* Data for processing:
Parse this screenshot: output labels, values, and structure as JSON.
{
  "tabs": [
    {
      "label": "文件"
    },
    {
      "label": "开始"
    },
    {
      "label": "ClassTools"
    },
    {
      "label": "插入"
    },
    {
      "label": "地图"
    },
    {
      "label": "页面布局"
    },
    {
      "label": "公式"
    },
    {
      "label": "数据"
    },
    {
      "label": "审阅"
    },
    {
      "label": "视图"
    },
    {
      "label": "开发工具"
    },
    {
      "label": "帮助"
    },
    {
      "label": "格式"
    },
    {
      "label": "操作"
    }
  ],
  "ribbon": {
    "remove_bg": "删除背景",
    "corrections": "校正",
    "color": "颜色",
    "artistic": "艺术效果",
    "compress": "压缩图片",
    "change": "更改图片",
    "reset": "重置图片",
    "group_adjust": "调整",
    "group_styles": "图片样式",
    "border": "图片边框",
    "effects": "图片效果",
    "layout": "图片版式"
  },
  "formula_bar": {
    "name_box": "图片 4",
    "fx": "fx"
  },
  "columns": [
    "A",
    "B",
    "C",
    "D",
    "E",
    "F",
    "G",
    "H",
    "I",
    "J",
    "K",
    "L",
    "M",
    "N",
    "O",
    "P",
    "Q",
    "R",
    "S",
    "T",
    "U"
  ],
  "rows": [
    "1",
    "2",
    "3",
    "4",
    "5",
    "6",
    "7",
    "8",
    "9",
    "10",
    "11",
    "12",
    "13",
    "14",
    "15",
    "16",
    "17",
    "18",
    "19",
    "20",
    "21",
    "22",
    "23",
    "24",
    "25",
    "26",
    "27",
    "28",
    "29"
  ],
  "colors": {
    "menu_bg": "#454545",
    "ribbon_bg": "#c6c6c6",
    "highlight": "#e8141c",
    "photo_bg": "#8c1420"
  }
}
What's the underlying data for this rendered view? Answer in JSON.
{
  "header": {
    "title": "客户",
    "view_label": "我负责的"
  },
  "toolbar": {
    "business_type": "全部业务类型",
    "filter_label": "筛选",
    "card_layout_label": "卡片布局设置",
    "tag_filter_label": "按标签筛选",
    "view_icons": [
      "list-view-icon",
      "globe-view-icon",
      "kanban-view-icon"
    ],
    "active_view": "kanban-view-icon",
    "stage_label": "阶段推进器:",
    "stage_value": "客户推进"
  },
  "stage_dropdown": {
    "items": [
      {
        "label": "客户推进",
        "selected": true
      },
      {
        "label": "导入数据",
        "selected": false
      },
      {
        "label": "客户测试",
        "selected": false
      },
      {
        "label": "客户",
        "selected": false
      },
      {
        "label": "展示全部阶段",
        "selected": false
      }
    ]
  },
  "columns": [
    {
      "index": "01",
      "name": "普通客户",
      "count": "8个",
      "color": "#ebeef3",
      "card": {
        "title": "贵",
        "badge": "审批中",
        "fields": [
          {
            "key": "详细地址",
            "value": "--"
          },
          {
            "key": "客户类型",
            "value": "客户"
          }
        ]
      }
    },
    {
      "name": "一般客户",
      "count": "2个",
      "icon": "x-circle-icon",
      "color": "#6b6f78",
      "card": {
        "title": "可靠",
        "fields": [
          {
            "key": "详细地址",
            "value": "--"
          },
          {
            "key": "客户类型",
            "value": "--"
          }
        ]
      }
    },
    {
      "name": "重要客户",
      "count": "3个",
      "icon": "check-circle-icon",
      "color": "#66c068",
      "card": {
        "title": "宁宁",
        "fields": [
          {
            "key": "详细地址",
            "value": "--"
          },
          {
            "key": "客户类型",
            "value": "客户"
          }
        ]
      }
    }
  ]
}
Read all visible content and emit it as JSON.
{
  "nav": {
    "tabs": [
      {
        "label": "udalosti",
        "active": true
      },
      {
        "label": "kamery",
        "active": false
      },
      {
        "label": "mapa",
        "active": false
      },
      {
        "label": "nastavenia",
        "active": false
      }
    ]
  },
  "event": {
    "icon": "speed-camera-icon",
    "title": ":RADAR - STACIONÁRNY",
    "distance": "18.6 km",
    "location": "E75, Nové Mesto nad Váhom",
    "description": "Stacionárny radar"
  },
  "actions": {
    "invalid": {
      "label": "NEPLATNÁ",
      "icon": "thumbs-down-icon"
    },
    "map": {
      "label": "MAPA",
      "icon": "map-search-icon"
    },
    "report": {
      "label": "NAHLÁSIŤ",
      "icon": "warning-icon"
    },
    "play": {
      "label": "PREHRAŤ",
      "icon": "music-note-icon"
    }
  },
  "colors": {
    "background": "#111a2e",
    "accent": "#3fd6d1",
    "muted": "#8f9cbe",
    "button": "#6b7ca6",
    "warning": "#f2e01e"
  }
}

* Job: Output the full listing exactly as it stands.

* Solution to the problem:
Parse this screenshot: output labels, values, and structure as JSON.
{
  "tabs": [
    {
      "label": "文件"
    },
    {
      "label": "开始"
    },
    {
      "label": "ClassTools"
    },
    {
      "label": "插入"
    },
    {
      "label": "地图"
    },
    {
      "label": "页面布局"
    },
    {
      "label": "公式"
    },
    {
      "label": "数据"
    },
    {
      "label": "审阅"
    },
    {
      "label": "视图"
    },
    {
      "label": "开发工具"
    },
    {
      "label": "帮助"
    },
    {
      "label": "格式"
    },
    {
      "label": "操作"
    }
  ],
  "ribbon": {
    "remove_bg": "删除背景",
    "corrections": "校正",
    "color": "颜色",
    "artistic": "艺术效果",
    "compress": "压缩图片",
    "change": "更改图片",
    "reset": "重置图片",
    "group_adjust": "调整",
    "group_styles": "图片样式",
    "border": "图片边框",
    "effects": "图片效果",
    "layout": "图片版式"
  },
  "formula_bar": {
    "name_box": "图片 4",
    "fx": "fx"
  },
  "columns": [
    "A",
    "B",
    "C",
    "D",
    "E",
    "F",
    "G",
    "H",
    "I",
    "J",
    "K",
    "L",
    "M",
    "N",
    "O",
    "P",
    "Q",
    "R",
    "S",
    "T",
    "U"
  ],
  "rows": [
    "1",
    "2",
    "3",
    "4",
    "5",
    "6",
    "7",
    "8",
    "9",
    "10",
    "11",
    "12",
    "13",
    "14",
    "15",
    "16",
    "17",
    "18",
    "19",
    "20",
    "21",
    "22",
    "23",
    "24",
    "25",
    "26",
    "27",
    "28",
    "29"
  ],
  "colors": {
    "menu_bg": "#454545",
    "ribbon_bg": "#c6c6c6",
    "highlight": "#e8141c",
    "photo_bg": "#8c1420"
  }
}
What's the underlying data for this rendered view? Answer in JSON.
{
  "header": {
    "title": "客户",
    "view_label": "我负责的"
  },
  "toolbar": {
    "business_type": "全部业务类型",
    "filter_label": "筛选",
    "card_layout_label": "卡片布局设置",
    "tag_filter_label": "按标签筛选",
    "view_icons": [
      "list-view-icon",
      "globe-view-icon",
      "kanban-view-icon"
    ],
    "active_view": "kanban-view-icon",
    "stage_label": "阶段推进器:",
    "stage_value": "客户推进"
  },
  "stage_dropdown": {
    "items": [
      {
        "label": "客户推进",
        "selected": true
      },
      {
        "label": "导入数据",
        "selected": false
      },
      {
        "label": "客户测试",
        "selected": false
      },
      {
        "label": "客户",
        "selected": false
      },
      {
        "label": "展示全部阶段",
        "selected": false
      }
    ]
  },
  "columns": [
    {
      "index": "01",
      "name": "普通客户",
      "count": "8个",
      "color": "#ebeef3",
      "card": {
        "title": "贵",
        "badge": "审批中",
        "fields": [
          {
            "key": "详细地址",
            "value": "--"
          },
          {
            "key": "客户类型",
            "value": "客户"
          }
        ]
      }
    },
    {
      "name": "一般客户",
      "count": "2个",
      "icon": "x-circle-icon",
      "color": "#6b6f78",
      "card": {
        "title": "可靠",
        "fields": [
          {
            "key": "详细地址",
            "value": "--"
          },
          {
            "key": "客户类型",
            "value": "--"
          }
        ]
      }
    },
    {
      "name": "重要客户",
      "count": "3个",
      "icon": "check-circle-icon",
      "color": "#66c068",
      "card": {
        "title": "宁宁",
        "fields": [
          {
            "key": "详细地址",
            "value": "--"
          },
          {
            "key": "客户类型",
            "value": "客户"
          }
        ]
      }
    }
  ]
}
Read all visible content and emit it as JSON.
{
  "nav": {
    "tabs": [
      {
        "label": "udalosti",
        "active": true
      },
      {
        "label": "kamery",
        "active": false
      },
      {
        "label": "mapa",
        "active": false
      },
      {
        "label": "nastavenia",
        "active": false
      }
    ]
  },
  "event": {
    "icon": "speed-camera-icon",
    "title": ":RADAR - STACIONÁRNY",
    "distance": "18.6 km",
    "location": "E75, Nové Mesto nad Váhom",
    "description": "Stacionárny radar"
  },
  "actions": {
    "invalid": {
      "label": "NEPLATNÁ",
      "icon": "thumbs-down-icon"
    },
    "map": {
      "label": "MAPA",
      "icon": "map-search-icon"
    },
    "report": {
      "label": "NAHLÁSIŤ",
      "icon": "warning-icon"
    },
    "play": {
      "label": "PREHRAŤ",
      "icon": "music-note-icon"
    }
  },
  "colors": {
    "background": "#111a2e",
    "accent": "#3fd6d1",
    "muted": "#8f9cbe",
    "button": "#6b7ca6",
    "warning": "#f2e01e"
  }
}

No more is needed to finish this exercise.